## Given task
Draw out every line with the word "Period" from the listing below.

## Exercise input
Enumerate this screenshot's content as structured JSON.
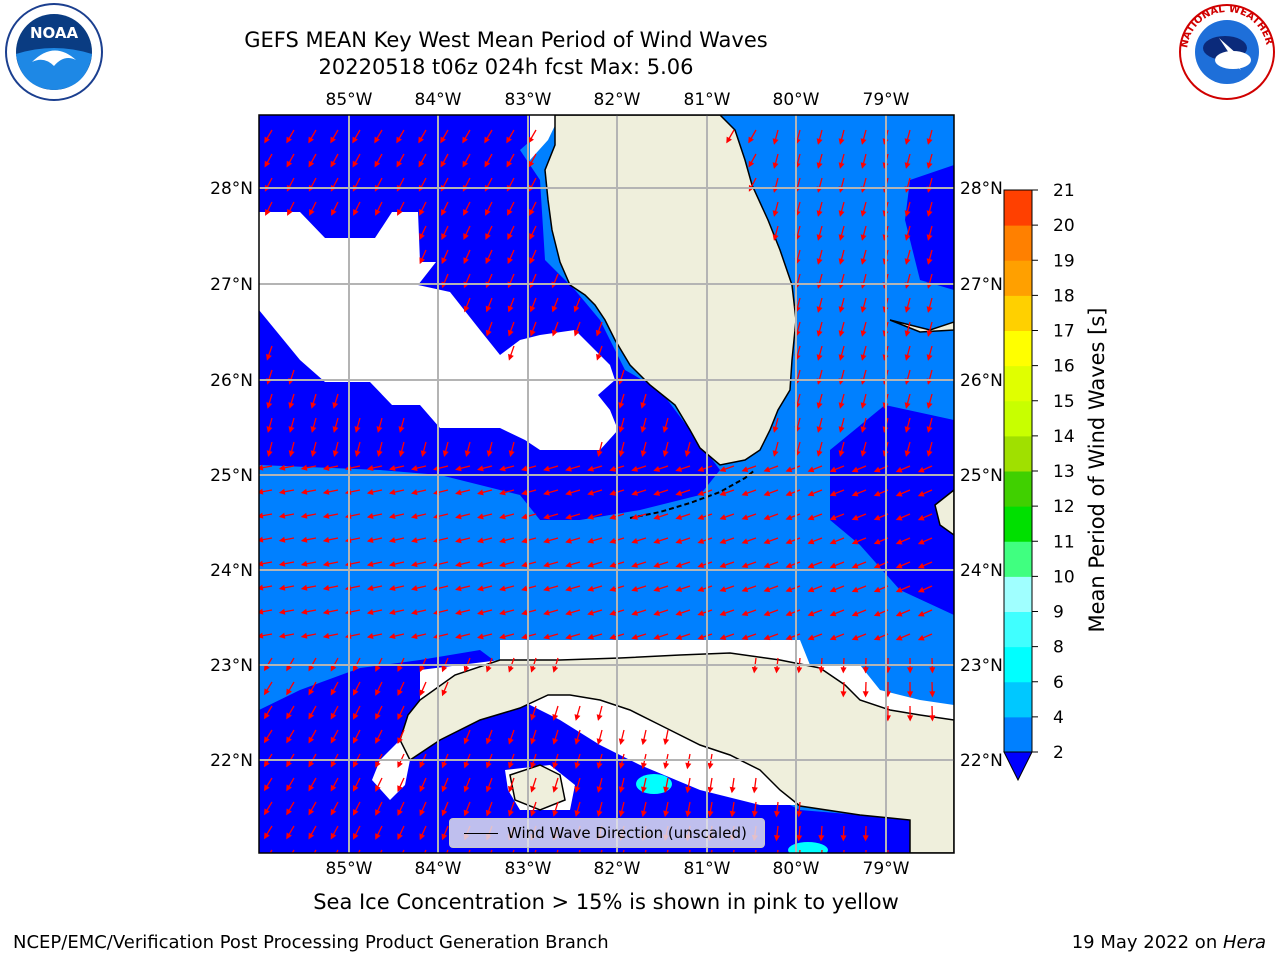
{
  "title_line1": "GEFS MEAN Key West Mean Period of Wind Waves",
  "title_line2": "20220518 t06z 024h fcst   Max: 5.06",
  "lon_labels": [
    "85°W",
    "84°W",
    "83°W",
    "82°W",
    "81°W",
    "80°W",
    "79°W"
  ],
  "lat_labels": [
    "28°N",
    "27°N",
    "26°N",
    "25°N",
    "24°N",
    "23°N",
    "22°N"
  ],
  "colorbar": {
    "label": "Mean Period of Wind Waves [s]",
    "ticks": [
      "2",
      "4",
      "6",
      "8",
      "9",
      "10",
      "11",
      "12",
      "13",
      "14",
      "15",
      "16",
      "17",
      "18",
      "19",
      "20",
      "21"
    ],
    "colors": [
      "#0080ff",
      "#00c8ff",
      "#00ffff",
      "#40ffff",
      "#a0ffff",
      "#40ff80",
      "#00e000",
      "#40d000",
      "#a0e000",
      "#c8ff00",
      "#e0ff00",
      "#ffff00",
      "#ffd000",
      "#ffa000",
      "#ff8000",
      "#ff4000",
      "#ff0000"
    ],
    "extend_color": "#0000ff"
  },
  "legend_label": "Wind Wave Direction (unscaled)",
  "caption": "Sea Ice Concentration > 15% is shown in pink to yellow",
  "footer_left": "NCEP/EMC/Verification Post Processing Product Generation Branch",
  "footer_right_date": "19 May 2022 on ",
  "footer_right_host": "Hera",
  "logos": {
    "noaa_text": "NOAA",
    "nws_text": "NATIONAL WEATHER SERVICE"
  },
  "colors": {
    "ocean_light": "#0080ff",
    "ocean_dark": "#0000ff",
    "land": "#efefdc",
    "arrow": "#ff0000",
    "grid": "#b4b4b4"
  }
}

## Worked solution
  "title_line1": "GEFS MEAN Key West Mean Period of Wind Waves",
    "label": "Mean Period of Wind Waves [s]",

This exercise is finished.